メニューの「ファイル」→「新規作成」→「プロジェクト」で、「ASP.NET Core Webアプリケーション」を選択します。
ここではプロジェクト名を「WebApplicationForAppRunner」とし、テンプレートでは「Webアプリケーション」を選択します。
「追加情報」で「Dockerを有効にする」にチェックを入れておくと、このアプリケーションを動かすDockerfileを自動生成してくれるので便利です。Docker OSはLinuxにします。
なお、これで作成されたDockerファイルはこういう内容になります。他の手段で作成される場合の参考にしてください。
#See https://aka.ms/containerfastmode to understand how Visual Studio uses this Dockerfile to build your images for faster debugging. FROM mcr.microsoft.com/dotnet/aspnet:3.1 AS base WORKDIR /app EXPOSE 80 EXPOSE 443 FROM mcr.microsoft.com/dotnet/sdk:3.1 AS build WORKDIR /src COPY ["WebApplicationForAppRunner/WebApplicationForAppRunner.csproj", "WebApplicationForAppRunner/"] RUN dotnet restore "WebApplicationForAppRunner/WebApplicationForAppRunner.csproj" COPY . . WORKDIR "/src/WebApplicationForAppRunner" RUN dotnet build "WebApplicationForAppRunner.csproj" -c Release -o /app/build FROM build AS publish RUN dotnet publish "WebApplicationForAppRunner.csproj" -c Release -o /app/publish FROM base AS final WORKDIR /app COPY --from=publish /app/publish . ENTRYPOINT ["dotnet", "WebApplicationForAppRunner.dll"]
このままデプロイして動くところを試してもいいのですが、今回はこれにApplicationOptions:ApplicationName
という設定を読み込んでそれを画面に表示するというコードを追加しておきます。appsettings.jsonに記載したり、Web Appsだと「構成」から環境変数に設定するものですね。

◇ ◇ ◇ ◇ ◇ ◇ ◇

▸ **作業の指示 1**: ASP.NET Core Webアプリの作り方の文章では、プロジェクト名を何にしていますか。
▸ **作業の指示 2**: ASP.NET Core Webアプリの作り方の文章を、最後の文のあとから続けて書いてください。
このあとのリストは、本文の内容とは関係がありません。

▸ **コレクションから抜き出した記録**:
◇ ◇ ◇ ◇ ◇ ◇ ◇

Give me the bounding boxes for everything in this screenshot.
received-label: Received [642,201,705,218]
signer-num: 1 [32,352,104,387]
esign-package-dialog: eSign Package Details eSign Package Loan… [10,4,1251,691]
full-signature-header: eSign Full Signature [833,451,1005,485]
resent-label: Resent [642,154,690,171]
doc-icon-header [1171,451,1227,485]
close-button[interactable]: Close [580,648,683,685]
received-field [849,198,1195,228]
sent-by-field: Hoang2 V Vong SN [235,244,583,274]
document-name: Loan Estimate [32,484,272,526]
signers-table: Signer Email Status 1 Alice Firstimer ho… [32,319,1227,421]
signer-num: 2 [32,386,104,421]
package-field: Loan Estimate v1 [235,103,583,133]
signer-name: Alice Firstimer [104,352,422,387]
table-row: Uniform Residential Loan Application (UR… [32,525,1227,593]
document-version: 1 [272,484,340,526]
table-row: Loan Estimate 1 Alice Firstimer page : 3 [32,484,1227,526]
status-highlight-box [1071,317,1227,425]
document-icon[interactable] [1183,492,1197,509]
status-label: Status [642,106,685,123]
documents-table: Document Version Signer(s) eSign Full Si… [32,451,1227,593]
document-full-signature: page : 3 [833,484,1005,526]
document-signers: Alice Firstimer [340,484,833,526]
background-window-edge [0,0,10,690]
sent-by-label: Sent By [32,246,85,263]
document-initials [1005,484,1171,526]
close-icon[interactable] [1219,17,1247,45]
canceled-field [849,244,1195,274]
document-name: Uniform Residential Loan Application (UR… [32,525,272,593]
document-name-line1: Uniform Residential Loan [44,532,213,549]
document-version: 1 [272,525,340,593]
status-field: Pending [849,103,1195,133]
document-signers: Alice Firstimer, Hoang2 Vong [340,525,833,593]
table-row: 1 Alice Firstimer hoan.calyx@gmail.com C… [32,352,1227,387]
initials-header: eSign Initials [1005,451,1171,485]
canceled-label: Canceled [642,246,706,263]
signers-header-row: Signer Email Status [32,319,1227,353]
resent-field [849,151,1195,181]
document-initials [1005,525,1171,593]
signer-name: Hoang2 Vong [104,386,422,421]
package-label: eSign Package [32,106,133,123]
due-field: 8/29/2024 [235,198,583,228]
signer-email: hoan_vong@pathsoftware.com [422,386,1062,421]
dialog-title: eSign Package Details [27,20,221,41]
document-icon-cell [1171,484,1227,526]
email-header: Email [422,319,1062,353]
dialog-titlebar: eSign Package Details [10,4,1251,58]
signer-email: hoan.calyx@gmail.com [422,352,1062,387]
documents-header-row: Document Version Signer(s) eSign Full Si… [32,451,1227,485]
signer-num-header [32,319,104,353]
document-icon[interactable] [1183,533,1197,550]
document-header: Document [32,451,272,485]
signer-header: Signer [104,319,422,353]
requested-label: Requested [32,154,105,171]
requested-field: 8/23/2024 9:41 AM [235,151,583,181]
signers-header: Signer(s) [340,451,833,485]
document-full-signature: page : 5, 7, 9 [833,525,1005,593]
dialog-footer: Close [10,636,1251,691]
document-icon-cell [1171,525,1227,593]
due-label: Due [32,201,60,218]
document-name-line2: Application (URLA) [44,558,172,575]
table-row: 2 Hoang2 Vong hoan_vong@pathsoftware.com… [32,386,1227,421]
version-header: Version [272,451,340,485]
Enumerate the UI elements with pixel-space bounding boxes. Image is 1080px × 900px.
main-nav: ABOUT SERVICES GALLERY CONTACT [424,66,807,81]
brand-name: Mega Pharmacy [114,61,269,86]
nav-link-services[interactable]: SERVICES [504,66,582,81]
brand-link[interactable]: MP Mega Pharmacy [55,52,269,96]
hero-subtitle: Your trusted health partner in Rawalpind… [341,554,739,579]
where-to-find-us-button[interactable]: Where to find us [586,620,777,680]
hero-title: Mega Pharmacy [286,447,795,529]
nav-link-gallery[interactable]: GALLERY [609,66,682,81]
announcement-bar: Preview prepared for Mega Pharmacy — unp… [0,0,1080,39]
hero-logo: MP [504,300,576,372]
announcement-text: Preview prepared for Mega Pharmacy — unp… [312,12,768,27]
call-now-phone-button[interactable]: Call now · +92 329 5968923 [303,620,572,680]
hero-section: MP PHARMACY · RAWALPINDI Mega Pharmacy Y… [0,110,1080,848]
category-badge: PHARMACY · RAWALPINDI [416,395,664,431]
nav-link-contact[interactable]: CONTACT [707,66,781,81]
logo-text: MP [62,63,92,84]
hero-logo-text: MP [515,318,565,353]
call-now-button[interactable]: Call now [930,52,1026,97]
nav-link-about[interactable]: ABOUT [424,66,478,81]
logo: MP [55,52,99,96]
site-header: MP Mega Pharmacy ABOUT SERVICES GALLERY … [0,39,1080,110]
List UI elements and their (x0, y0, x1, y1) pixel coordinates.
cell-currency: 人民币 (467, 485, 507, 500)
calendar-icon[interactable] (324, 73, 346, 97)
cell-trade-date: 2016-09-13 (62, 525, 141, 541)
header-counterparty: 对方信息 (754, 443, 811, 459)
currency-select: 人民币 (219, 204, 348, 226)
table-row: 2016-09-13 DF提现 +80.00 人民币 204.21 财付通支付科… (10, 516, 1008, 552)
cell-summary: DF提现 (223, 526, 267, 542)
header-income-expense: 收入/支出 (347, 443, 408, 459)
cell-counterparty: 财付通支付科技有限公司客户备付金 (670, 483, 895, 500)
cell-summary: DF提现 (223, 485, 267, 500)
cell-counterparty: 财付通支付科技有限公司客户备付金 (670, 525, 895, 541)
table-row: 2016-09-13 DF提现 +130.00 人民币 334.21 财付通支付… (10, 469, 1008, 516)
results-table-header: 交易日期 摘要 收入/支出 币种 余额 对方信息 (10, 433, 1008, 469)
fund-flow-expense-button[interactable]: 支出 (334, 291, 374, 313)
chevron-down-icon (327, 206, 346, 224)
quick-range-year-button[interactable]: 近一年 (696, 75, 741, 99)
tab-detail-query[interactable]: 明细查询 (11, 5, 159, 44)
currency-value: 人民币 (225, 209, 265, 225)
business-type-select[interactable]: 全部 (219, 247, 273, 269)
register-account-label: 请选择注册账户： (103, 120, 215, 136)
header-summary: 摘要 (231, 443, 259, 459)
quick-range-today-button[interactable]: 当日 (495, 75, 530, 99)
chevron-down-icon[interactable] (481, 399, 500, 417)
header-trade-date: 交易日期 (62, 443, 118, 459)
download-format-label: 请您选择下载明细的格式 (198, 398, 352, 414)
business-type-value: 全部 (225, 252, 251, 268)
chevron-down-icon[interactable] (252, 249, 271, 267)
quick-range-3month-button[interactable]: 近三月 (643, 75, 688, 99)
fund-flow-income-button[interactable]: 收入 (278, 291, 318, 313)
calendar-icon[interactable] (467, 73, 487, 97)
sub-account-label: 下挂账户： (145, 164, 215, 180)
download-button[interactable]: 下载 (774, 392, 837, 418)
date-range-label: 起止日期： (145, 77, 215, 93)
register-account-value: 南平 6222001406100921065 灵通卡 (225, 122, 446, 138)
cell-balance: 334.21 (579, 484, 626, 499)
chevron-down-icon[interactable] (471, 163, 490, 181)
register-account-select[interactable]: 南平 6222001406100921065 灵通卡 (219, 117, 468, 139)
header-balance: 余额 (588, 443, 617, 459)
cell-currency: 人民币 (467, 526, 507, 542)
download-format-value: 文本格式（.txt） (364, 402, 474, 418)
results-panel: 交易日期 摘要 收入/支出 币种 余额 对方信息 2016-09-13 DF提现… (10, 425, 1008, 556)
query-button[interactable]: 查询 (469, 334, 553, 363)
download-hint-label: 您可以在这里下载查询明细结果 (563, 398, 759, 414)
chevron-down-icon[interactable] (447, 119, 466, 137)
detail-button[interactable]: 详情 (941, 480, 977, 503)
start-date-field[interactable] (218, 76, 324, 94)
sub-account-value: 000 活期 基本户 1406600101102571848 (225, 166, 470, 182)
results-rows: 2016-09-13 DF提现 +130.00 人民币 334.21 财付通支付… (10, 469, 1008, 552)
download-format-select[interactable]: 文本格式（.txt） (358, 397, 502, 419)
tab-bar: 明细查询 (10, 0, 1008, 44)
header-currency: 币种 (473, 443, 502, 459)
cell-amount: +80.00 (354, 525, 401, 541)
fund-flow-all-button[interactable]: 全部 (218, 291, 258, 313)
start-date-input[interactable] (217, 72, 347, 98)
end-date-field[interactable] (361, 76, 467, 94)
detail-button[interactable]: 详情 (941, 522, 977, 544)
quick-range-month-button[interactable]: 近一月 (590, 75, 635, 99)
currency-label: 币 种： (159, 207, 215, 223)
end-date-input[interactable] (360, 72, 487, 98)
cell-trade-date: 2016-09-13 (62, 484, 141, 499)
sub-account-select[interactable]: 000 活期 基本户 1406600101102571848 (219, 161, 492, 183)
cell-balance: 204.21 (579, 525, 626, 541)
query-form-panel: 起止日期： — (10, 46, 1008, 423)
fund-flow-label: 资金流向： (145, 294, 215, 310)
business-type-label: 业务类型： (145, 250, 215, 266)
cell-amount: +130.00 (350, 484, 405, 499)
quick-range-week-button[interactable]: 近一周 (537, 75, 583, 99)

◇ ◇ ◇ ◇ ◇ ◇ ◇

▸ **回答欄 1**: 「WebApplicationForAppRunner」です。

▸ **回答欄 2**:
修正内容はここでは省略しますが、修正後のコードは私のGitHubリポジトリに置いていますのでこちらをご覧ください。
デプロイする
それではデプロイしてみましょう。最初にアプリケーションをECRにプッシュしておきます。 AWS Toolkit for VisualStudioを入れておくと、ソリューションを右クリックしたコンテキストメニューに「Publish Container to AWS...」というのがありますのでこちらからやると簡単です。
リージョンをap-northeast-1
に、Deployment Target
を「Push only the Docker image to Amazon Elastic Container Registry」に変更します。リポジトリ名はデフォルトで「webapplicationforapprunner」となります。
プッシュに成功したら、AWSコンソールからApp Runnerのページに行きます。「App Runnerサービスを作成」ボタンを押し、サービスを作成します。
リポジトリタイプを「コンテナレジストリ」、プロバイダーを「Amazo ECR」として先ほどプッシュしたコンテナイメージを参照します。ECRアクセスロールは初めての場合は「新規」で専用のロールを作りましょう。
「サービスの設定」ではサービス名を入れ、環境変数を設定します。変数名は:
(コロン)の代わりに__
(アンダーバー2つ)を使い、ApplicationOptions__ApplicationName
とし、値はここではappname from environment
とします。
また、「ポート」を80にします。
サービスの概要ページの「ステータス」が「Running」となればサービスの作成とデプロイ完了です。画面が変わらないときは右上のリロードボタンを押してみましょう。
動作確認する
デプロイが完了したら「デフォルトドメイン」の所にあるURLにアクセスしてみます。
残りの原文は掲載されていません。